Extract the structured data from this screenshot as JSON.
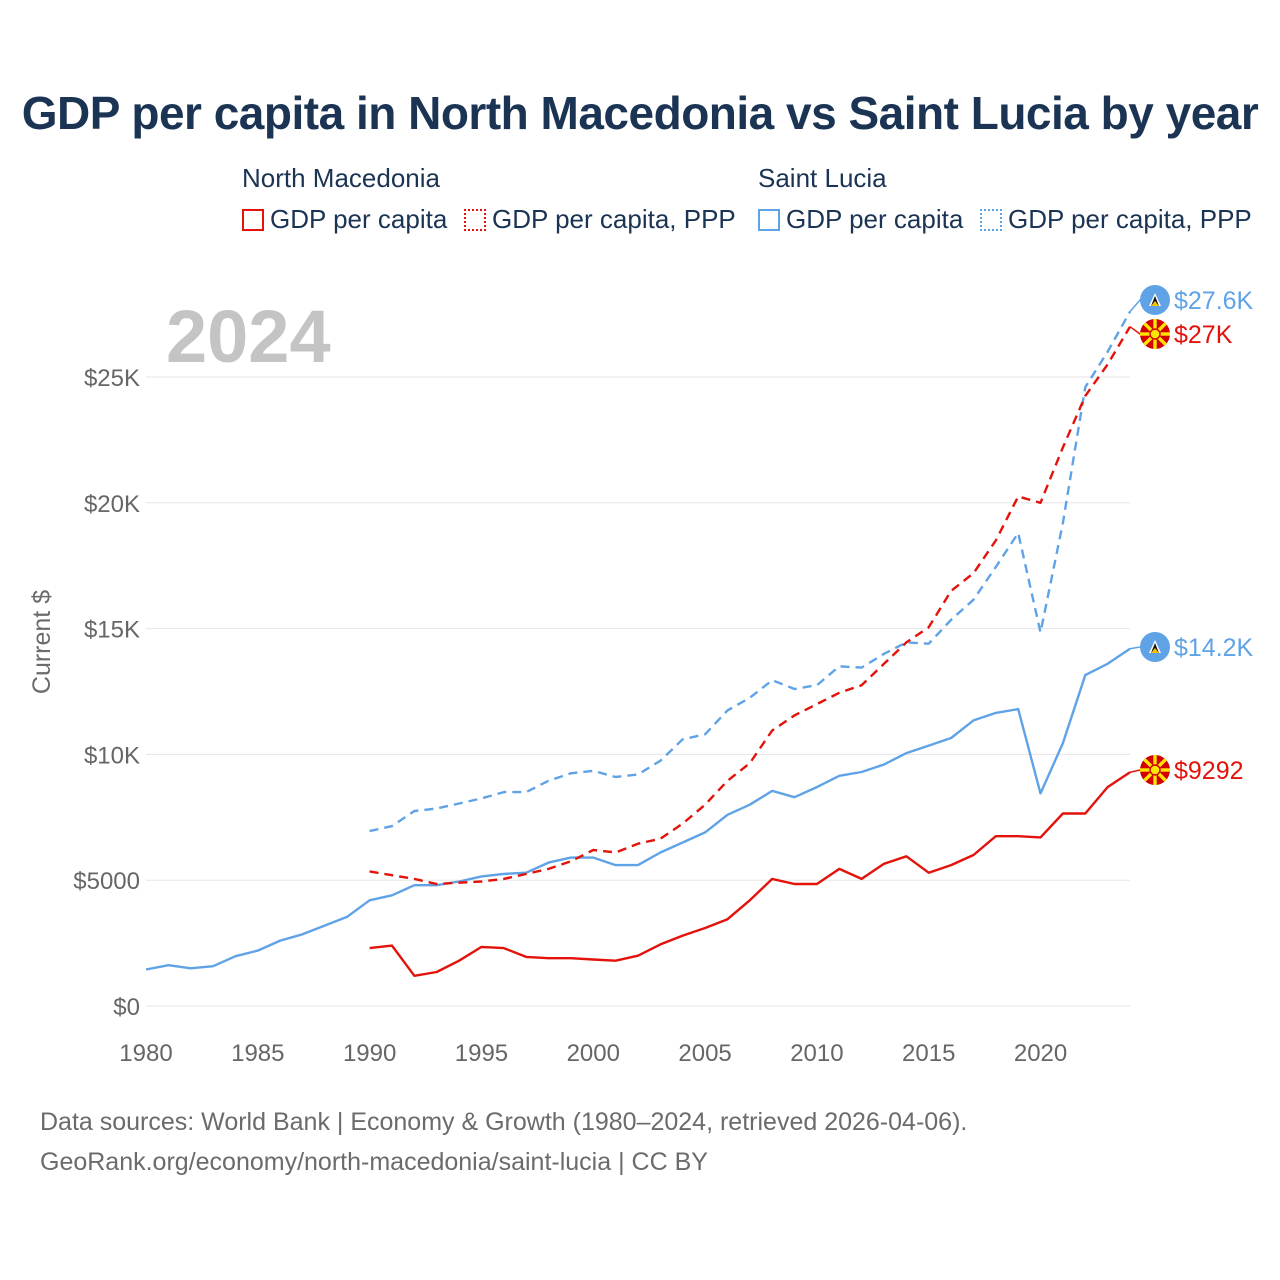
{
  "title": "GDP per capita in North Macedonia vs Saint Lucia by year",
  "legend": {
    "groups": [
      {
        "country": "North Macedonia",
        "items": [
          "GDP per capita",
          "GDP per capita, PPP"
        ]
      },
      {
        "country": "Saint Lucia",
        "items": [
          "GDP per capita",
          "GDP per capita, PPP"
        ]
      }
    ]
  },
  "year_label": "2024",
  "end_labels": {
    "lc_ppp": "$27.6K",
    "mk_ppp": "$27K",
    "lc_gdp": "$14.2K",
    "mk_gdp": "$9292"
  },
  "colors": {
    "north_macedonia": "#e3120b",
    "saint_lucia": "#5fa3e6",
    "grid": "#e6e6e6",
    "axis_text": "#666666"
  },
  "icons": {
    "north_macedonia": "north-macedonia-flag-icon",
    "saint_lucia": "saint-lucia-flag-icon"
  },
  "source": {
    "line1": "Data sources: World Bank | Economy & Growth (1980–2024, retrieved 2026-04-06).",
    "line2": "GeoRank.org/economy/north-macedonia/saint-lucia | CC BY"
  },
  "chart_data": {
    "type": "line",
    "title": "GDP per capita in North Macedonia vs Saint Lucia by year",
    "xlabel": "",
    "ylabel": "Current $",
    "xlim": [
      1980,
      2024
    ],
    "ylim": [
      0,
      28000
    ],
    "x_ticks": [
      1980,
      1985,
      1990,
      1995,
      2000,
      2005,
      2010,
      2015,
      2020
    ],
    "y_ticks": [
      {
        "value": 0,
        "label": "$0"
      },
      {
        "value": 5000,
        "label": "$5000"
      },
      {
        "value": 10000,
        "label": "$10K"
      },
      {
        "value": 15000,
        "label": "$15K"
      },
      {
        "value": 20000,
        "label": "$20K"
      },
      {
        "value": 25000,
        "label": "$25K"
      }
    ],
    "grid": true,
    "series": [
      {
        "id": "lc_gdp",
        "country": "Saint Lucia",
        "name": "GDP per capita",
        "style": "solid",
        "color": "#5fa3e6",
        "x": [
          1980,
          1981,
          1982,
          1983,
          1984,
          1985,
          1986,
          1987,
          1988,
          1989,
          1990,
          1991,
          1992,
          1993,
          1994,
          1995,
          1996,
          1997,
          1998,
          1999,
          2000,
          2001,
          2002,
          2003,
          2004,
          2005,
          2006,
          2007,
          2008,
          2009,
          2010,
          2011,
          2012,
          2013,
          2014,
          2015,
          2016,
          2017,
          2018,
          2019,
          2020,
          2021,
          2022,
          2023,
          2024
        ],
        "values": [
          1450,
          1620,
          1500,
          1580,
          1980,
          2200,
          2600,
          2850,
          3200,
          3550,
          4200,
          4400,
          4800,
          4800,
          4950,
          5150,
          5250,
          5300,
          5700,
          5900,
          5900,
          5600,
          5600,
          6100,
          6500,
          6900,
          7600,
          8000,
          8550,
          8300,
          8700,
          9150,
          9300,
          9600,
          10050,
          10350,
          10650,
          11350,
          11650,
          11800,
          8450,
          10450,
          13150,
          13600,
          14200
        ]
      },
      {
        "id": "lc_ppp",
        "country": "Saint Lucia",
        "name": "GDP per capita, PPP",
        "style": "dashed",
        "color": "#5fa3e6",
        "x": [
          1990,
          1991,
          1992,
          1993,
          1994,
          1995,
          1996,
          1997,
          1998,
          1999,
          2000,
          2001,
          2002,
          2003,
          2004,
          2005,
          2006,
          2007,
          2008,
          2009,
          2010,
          2011,
          2012,
          2013,
          2014,
          2015,
          2016,
          2017,
          2018,
          2019,
          2020,
          2021,
          2022,
          2023,
          2024
        ],
        "values": [
          6950,
          7150,
          7750,
          7850,
          8050,
          8250,
          8500,
          8500,
          8950,
          9250,
          9350,
          9100,
          9200,
          9750,
          10600,
          10800,
          11750,
          12250,
          12950,
          12600,
          12750,
          13500,
          13450,
          14000,
          14450,
          14400,
          15350,
          16150,
          17450,
          18800,
          14850,
          19200,
          24600,
          26000,
          27600
        ]
      },
      {
        "id": "mk_gdp",
        "country": "North Macedonia",
        "name": "GDP per capita",
        "style": "solid",
        "color": "#e3120b",
        "x": [
          1990,
          1991,
          1992,
          1993,
          1994,
          1995,
          1996,
          1997,
          1998,
          1999,
          2000,
          2001,
          2002,
          2003,
          2004,
          2005,
          2006,
          2007,
          2008,
          2009,
          2010,
          2011,
          2012,
          2013,
          2014,
          2015,
          2016,
          2017,
          2018,
          2019,
          2020,
          2021,
          2022,
          2023,
          2024
        ],
        "values": [
          2300,
          2400,
          1200,
          1350,
          1800,
          2350,
          2300,
          1950,
          1900,
          1900,
          1850,
          1800,
          2000,
          2450,
          2800,
          3100,
          3450,
          4200,
          5050,
          4850,
          4850,
          5450,
          5050,
          5650,
          5950,
          5300,
          5600,
          6000,
          6750,
          6750,
          6700,
          7650,
          7650,
          8700,
          9292
        ]
      },
      {
        "id": "mk_ppp",
        "country": "North Macedonia",
        "name": "GDP per capita, PPP",
        "style": "dashed",
        "color": "#e3120b",
        "x": [
          1990,
          1991,
          1992,
          1993,
          1994,
          1995,
          1996,
          1997,
          1998,
          1999,
          2000,
          2001,
          2002,
          2003,
          2004,
          2005,
          2006,
          2007,
          2008,
          2009,
          2010,
          2011,
          2012,
          2013,
          2014,
          2015,
          2016,
          2017,
          2018,
          2019,
          2020,
          2021,
          2022,
          2023,
          2024
        ],
        "values": [
          5350,
          5200,
          5050,
          4850,
          4900,
          4950,
          5050,
          5250,
          5450,
          5750,
          6200,
          6100,
          6450,
          6650,
          7250,
          8000,
          8950,
          9650,
          10950,
          11550,
          12000,
          12450,
          12750,
          13600,
          14450,
          15050,
          16500,
          17200,
          18500,
          20250,
          20000,
          22200,
          24250,
          25500,
          27000
        ]
      }
    ]
  }
}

________________________

## WRITTEN REQUEST
Repeat each record exactly as shown above, dropping all images.

## RESPONSE TO THE TASK
Extract the structured data from this screenshot as JSON.
{
  "title": "GDP per capita in North Macedonia vs Saint Lucia by year",
  "legend": {
    "groups": [
      {
        "country": "North Macedonia",
        "items": [
          "GDP per capita",
          "GDP per capita, PPP"
        ]
      },
      {
        "country": "Saint Lucia",
        "items": [
          "GDP per capita",
          "GDP per capita, PPP"
        ]
      }
    ]
  },
  "year_label": "2024",
  "end_labels": {
    "lc_ppp": "$27.6K",
    "mk_ppp": "$27K",
    "lc_gdp": "$14.2K",
    "mk_gdp": "$9292"
  },
  "colors": {
    "north_macedonia": "#e3120b",
    "saint_lucia": "#5fa3e6",
    "grid": "#e6e6e6",
    "axis_text": "#666666"
  },
  "icons": {
    "north_macedonia": "north-macedonia-flag-icon",
    "saint_lucia": "saint-lucia-flag-icon"
  },
  "source": {
    "line1": "Data sources: World Bank | Economy & Growth (1980–2024, retrieved 2026-04-06).",
    "line2": "GeoRank.org/economy/north-macedonia/saint-lucia | CC BY"
  },
  "chart_data": {
    "type": "line",
    "title": "GDP per capita in North Macedonia vs Saint Lucia by year",
    "xlabel": "",
    "ylabel": "Current $",
    "xlim": [
      1980,
      2024
    ],
    "ylim": [
      0,
      28000
    ],
    "x_ticks": [
      1980,
      1985,
      1990,
      1995,
      2000,
      2005,
      2010,
      2015,
      2020
    ],
    "y_ticks": [
      {
        "value": 0,
        "label": "$0"
      },
      {
        "value": 5000,
        "label": "$5000"
      },
      {
        "value": 10000,
        "label": "$10K"
      },
      {
        "value": 15000,
        "label": "$15K"
      },
      {
        "value": 20000,
        "label": "$20K"
      },
      {
        "value": 25000,
        "label": "$25K"
      }
    ],
    "grid": true,
    "series": [
      {
        "id": "lc_gdp",
        "country": "Saint Lucia",
        "name": "GDP per capita",
        "style": "solid",
        "color": "#5fa3e6",
        "x": [
          1980,
          1981,
          1982,
          1983,
          1984,
          1985,
          1986,
          1987,
          1988,
          1989,
          1990,
          1991,
          1992,
          1993,
          1994,
          1995,
          1996,
          1997,
          1998,
          1999,
          2000,
          2001,
          2002,
          2003,
          2004,
          2005,
          2006,
          2007,
          2008,
          2009,
          2010,
          2011,
          2012,
          2013,
          2014,
          2015,
          2016,
          2017,
          2018,
          2019,
          2020,
          2021,
          2022,
          2023,
          2024
        ],
        "values": [
          1450,
          1620,
          1500,
          1580,
          1980,
          2200,
          2600,
          2850,
          3200,
          3550,
          4200,
          4400,
          4800,
          4800,
          4950,
          5150,
          5250,
          5300,
          5700,
          5900,
          5900,
          5600,
          5600,
          6100,
          6500,
          6900,
          7600,
          8000,
          8550,
          8300,
          8700,
          9150,
          9300,
          9600,
          10050,
          10350,
          10650,
          11350,
          11650,
          11800,
          8450,
          10450,
          13150,
          13600,
          14200
        ]
      },
      {
        "id": "lc_ppp",
        "country": "Saint Lucia",
        "name": "GDP per capita, PPP",
        "style": "dashed",
        "color": "#5fa3e6",
        "x": [
          1990,
          1991,
          1992,
          1993,
          1994,
          1995,
          1996,
          1997,
          1998,
          1999,
          2000,
          2001,
          2002,
          2003,
          2004,
          2005,
          2006,
          2007,
          2008,
          2009,
          2010,
          2011,
          2012,
          2013,
          2014,
          2015,
          2016,
          2017,
          2018,
          2019,
          2020,
          2021,
          2022,
          2023,
          2024
        ],
        "values": [
          6950,
          7150,
          7750,
          7850,
          8050,
          8250,
          8500,
          8500,
          8950,
          9250,
          9350,
          9100,
          9200,
          9750,
          10600,
          10800,
          11750,
          12250,
          12950,
          12600,
          12750,
          13500,
          13450,
          14000,
          14450,
          14400,
          15350,
          16150,
          17450,
          18800,
          14850,
          19200,
          24600,
          26000,
          27600
        ]
      },
      {
        "id": "mk_gdp",
        "country": "North Macedonia",
        "name": "GDP per capita",
        "style": "solid",
        "color": "#e3120b",
        "x": [
          1990,
          1991,
          1992,
          1993,
          1994,
          1995,
          1996,
          1997,
          1998,
          1999,
          2000,
          2001,
          2002,
          2003,
          2004,
          2005,
          2006,
          2007,
          2008,
          2009,
          2010,
          2011,
          2012,
          2013,
          2014,
          2015,
          2016,
          2017,
          2018,
          2019,
          2020,
          2021,
          2022,
          2023,
          2024
        ],
        "values": [
          2300,
          2400,
          1200,
          1350,
          1800,
          2350,
          2300,
          1950,
          1900,
          1900,
          1850,
          1800,
          2000,
          2450,
          2800,
          3100,
          3450,
          4200,
          5050,
          4850,
          4850,
          5450,
          5050,
          5650,
          5950,
          5300,
          5600,
          6000,
          6750,
          6750,
          6700,
          7650,
          7650,
          8700,
          9292
        ]
      },
      {
        "id": "mk_ppp",
        "country": "North Macedonia",
        "name": "GDP per capita, PPP",
        "style": "dashed",
        "color": "#e3120b",
        "x": [
          1990,
          1991,
          1992,
          1993,
          1994,
          1995,
          1996,
          1997,
          1998,
          1999,
          2000,
          2001,
          2002,
          2003,
          2004,
          2005,
          2006,
          2007,
          2008,
          2009,
          2010,
          2011,
          2012,
          2013,
          2014,
          2015,
          2016,
          2017,
          2018,
          2019,
          2020,
          2021,
          2022,
          2023,
          2024
        ],
        "values": [
          5350,
          5200,
          5050,
          4850,
          4900,
          4950,
          5050,
          5250,
          5450,
          5750,
          6200,
          6100,
          6450,
          6650,
          7250,
          8000,
          8950,
          9650,
          10950,
          11550,
          12000,
          12450,
          12750,
          13600,
          14450,
          15050,
          16500,
          17200,
          18500,
          20250,
          20000,
          22200,
          24250,
          25500,
          27000
        ]
      }
    ]
  }
}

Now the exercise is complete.